▶ **Set exercise**
Copy out the items below again unchanged, from the line with "Localize all elements." up to and including the line with "square-g5[interactable]: ♜ bbox=[315, 159, 367, 211]".

▶ **Entries provided**
- - - - - - -

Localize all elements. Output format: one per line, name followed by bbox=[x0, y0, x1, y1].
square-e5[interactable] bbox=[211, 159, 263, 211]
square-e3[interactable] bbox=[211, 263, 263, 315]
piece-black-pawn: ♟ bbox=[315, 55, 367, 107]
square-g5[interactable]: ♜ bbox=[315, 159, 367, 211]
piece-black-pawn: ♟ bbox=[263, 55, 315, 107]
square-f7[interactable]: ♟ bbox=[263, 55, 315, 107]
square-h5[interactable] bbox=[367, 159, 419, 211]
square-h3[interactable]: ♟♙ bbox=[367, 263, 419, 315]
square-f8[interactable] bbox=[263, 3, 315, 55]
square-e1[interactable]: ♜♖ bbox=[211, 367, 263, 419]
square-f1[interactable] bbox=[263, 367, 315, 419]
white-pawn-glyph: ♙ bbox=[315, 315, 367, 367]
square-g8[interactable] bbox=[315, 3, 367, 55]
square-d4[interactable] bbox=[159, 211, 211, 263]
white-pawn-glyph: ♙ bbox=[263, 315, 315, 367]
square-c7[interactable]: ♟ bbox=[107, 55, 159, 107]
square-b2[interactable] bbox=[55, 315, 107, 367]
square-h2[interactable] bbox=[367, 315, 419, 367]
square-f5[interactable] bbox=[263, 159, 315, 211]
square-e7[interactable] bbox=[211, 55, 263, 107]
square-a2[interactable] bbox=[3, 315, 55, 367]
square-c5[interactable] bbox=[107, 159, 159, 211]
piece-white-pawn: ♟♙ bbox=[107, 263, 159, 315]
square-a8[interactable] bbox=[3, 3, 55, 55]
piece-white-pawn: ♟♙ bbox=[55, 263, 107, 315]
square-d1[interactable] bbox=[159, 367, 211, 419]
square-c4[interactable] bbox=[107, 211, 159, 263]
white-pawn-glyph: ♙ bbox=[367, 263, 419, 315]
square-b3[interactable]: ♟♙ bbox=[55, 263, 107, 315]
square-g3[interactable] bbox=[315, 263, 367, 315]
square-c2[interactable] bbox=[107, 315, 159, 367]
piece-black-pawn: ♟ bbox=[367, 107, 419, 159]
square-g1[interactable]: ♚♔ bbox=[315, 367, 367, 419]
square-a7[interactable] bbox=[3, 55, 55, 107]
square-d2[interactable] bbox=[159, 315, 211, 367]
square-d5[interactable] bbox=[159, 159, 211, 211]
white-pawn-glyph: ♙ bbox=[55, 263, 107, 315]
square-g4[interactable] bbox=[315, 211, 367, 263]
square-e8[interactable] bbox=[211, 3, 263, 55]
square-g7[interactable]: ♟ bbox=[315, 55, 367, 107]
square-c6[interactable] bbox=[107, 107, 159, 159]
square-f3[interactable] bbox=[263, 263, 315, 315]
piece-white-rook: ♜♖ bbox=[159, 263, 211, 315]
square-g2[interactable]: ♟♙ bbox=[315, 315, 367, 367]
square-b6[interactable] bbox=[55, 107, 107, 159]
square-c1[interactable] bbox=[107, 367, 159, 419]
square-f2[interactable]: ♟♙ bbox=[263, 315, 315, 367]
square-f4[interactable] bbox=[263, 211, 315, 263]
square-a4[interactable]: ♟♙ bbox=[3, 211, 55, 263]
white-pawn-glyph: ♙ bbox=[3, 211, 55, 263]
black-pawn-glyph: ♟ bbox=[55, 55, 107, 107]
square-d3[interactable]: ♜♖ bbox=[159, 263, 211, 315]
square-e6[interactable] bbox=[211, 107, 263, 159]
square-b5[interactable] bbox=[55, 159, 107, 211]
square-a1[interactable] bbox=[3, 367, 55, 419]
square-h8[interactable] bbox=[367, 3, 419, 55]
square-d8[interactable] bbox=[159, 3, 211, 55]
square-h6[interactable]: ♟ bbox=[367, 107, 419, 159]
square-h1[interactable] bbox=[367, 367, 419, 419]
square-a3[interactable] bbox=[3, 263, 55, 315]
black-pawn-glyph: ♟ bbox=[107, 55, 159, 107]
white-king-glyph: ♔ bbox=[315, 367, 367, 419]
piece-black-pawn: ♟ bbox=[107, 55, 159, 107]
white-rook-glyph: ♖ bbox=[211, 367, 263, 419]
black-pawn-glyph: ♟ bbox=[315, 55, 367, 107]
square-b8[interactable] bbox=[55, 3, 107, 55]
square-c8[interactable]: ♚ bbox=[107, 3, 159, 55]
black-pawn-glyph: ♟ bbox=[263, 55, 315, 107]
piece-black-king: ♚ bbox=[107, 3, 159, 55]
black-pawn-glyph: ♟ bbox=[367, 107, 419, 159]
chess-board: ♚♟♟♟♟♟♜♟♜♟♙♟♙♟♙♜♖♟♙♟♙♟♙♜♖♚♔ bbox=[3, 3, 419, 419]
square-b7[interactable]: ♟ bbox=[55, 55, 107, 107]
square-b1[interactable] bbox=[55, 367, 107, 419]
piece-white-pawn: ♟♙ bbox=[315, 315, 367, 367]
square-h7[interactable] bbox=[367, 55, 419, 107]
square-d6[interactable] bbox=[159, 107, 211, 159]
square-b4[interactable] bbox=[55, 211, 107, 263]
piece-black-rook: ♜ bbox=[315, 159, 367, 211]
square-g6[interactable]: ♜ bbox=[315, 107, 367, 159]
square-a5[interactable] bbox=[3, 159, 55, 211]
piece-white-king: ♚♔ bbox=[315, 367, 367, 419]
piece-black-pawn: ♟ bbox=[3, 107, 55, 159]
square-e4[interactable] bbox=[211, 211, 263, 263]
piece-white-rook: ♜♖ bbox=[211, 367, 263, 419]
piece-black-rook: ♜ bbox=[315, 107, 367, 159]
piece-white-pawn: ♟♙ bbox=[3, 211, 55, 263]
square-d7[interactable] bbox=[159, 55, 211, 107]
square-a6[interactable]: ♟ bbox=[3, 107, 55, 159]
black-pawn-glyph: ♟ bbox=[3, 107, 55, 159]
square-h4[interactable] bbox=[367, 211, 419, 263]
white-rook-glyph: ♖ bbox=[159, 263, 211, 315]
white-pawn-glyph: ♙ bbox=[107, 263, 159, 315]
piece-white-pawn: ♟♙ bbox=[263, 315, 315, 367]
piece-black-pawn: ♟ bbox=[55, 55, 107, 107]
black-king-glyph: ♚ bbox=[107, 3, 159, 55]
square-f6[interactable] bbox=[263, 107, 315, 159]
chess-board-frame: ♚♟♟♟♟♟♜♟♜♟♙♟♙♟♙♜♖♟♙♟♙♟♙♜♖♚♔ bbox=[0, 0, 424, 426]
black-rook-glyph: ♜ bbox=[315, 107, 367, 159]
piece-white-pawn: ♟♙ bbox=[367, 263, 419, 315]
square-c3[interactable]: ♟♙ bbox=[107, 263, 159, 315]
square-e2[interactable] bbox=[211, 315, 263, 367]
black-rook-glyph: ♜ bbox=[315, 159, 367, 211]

- - - - - - -

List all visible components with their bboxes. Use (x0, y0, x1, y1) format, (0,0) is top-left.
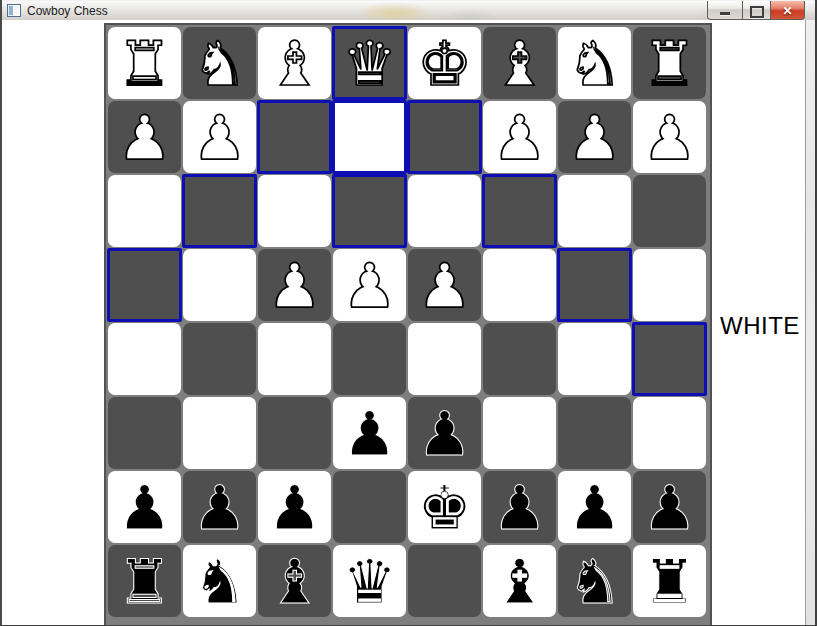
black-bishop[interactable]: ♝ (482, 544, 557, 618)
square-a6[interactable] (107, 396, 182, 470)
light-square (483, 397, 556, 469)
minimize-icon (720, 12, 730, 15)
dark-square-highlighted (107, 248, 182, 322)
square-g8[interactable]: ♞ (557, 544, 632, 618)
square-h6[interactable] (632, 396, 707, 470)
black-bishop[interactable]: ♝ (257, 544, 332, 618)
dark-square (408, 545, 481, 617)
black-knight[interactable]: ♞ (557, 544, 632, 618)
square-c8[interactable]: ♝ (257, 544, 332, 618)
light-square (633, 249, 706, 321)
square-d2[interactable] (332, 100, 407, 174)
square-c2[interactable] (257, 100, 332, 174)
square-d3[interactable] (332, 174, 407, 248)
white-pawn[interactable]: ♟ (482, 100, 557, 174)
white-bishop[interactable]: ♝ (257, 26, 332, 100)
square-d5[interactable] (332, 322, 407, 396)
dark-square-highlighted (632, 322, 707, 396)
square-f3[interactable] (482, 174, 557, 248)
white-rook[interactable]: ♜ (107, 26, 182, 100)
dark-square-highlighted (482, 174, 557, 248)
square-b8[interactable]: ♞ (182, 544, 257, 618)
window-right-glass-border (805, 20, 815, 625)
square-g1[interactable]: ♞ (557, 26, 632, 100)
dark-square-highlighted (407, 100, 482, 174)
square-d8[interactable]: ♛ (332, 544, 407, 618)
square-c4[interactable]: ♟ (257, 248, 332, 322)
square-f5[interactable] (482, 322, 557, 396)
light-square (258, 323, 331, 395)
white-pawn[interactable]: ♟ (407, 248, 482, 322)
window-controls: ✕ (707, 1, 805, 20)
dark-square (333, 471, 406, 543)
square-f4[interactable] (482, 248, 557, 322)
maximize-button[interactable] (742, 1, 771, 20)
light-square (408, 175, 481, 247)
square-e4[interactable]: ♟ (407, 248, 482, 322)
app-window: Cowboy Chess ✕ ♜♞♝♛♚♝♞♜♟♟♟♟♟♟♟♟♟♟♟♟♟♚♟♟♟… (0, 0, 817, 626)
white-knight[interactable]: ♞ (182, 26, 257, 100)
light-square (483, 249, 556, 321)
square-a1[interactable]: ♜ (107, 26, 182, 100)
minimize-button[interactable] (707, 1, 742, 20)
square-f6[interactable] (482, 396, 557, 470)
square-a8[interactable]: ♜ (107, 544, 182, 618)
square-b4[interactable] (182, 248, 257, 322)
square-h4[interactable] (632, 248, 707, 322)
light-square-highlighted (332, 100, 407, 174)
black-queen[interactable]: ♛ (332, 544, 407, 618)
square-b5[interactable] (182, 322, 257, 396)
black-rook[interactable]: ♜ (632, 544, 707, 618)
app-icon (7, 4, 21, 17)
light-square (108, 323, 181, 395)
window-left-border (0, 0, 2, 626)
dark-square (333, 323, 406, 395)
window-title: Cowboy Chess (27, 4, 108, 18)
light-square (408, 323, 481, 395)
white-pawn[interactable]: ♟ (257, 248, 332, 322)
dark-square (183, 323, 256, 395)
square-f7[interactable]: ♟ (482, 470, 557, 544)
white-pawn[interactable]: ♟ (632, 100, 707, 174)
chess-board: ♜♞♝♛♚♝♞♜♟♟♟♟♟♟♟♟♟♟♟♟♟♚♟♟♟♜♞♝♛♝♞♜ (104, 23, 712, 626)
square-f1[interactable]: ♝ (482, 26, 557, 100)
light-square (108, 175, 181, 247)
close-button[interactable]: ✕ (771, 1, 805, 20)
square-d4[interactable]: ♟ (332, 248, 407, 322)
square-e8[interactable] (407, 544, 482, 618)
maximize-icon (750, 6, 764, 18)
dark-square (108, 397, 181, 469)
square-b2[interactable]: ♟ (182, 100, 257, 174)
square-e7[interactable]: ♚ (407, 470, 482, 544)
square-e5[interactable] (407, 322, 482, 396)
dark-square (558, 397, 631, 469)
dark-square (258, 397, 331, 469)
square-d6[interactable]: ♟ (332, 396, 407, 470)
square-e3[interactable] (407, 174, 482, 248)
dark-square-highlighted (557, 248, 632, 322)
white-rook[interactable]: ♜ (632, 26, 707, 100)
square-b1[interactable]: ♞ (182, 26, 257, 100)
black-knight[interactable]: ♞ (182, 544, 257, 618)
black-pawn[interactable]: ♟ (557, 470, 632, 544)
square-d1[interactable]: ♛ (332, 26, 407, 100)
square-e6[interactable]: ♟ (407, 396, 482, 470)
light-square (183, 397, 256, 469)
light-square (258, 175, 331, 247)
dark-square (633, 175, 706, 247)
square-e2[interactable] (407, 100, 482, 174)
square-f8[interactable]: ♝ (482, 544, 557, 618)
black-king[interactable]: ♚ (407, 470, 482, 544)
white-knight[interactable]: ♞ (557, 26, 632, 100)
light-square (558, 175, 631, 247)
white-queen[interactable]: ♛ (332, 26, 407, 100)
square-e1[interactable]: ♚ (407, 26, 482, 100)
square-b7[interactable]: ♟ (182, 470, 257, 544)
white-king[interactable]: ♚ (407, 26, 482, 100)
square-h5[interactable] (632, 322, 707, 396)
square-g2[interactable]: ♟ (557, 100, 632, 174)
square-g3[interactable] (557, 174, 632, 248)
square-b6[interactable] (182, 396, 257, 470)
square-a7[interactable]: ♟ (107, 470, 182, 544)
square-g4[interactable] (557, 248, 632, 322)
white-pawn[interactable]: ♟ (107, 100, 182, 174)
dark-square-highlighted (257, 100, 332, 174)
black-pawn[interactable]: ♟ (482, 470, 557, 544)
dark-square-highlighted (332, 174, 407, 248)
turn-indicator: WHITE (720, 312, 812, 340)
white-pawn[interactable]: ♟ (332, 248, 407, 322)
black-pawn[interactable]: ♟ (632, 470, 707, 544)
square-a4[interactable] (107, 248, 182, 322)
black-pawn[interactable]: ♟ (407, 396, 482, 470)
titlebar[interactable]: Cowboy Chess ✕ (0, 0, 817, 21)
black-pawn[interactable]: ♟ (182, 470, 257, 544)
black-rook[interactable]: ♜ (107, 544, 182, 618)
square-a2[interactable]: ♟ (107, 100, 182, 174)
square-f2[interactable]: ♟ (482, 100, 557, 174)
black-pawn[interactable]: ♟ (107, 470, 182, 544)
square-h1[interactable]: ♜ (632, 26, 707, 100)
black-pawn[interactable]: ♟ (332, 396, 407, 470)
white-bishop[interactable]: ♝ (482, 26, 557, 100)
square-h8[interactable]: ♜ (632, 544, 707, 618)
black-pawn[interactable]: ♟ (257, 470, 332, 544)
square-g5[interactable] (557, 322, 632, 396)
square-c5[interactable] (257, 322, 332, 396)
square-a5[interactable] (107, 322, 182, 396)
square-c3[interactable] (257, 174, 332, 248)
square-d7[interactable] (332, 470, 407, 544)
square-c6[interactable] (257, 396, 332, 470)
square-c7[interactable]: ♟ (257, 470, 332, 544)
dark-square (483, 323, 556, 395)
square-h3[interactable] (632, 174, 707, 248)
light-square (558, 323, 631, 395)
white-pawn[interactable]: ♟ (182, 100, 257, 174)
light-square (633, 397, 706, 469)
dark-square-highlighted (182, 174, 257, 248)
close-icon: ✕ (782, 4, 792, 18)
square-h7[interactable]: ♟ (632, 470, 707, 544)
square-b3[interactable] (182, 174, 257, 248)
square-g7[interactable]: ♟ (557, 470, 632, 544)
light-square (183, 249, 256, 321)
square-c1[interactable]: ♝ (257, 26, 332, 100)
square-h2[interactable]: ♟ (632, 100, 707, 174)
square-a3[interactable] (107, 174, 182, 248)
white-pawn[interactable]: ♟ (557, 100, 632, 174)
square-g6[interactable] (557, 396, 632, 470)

- - - - - - -

▶ **Worked solution**
Localize all elements. Output format: one per line, name followed by bbox=[x0, y0, x1, y1].
square-e5[interactable] bbox=[211, 159, 263, 211]
square-e3[interactable] bbox=[211, 263, 263, 315]
piece-black-pawn: ♟ bbox=[315, 55, 367, 107]
square-g5[interactable]: ♜ bbox=[315, 159, 367, 211]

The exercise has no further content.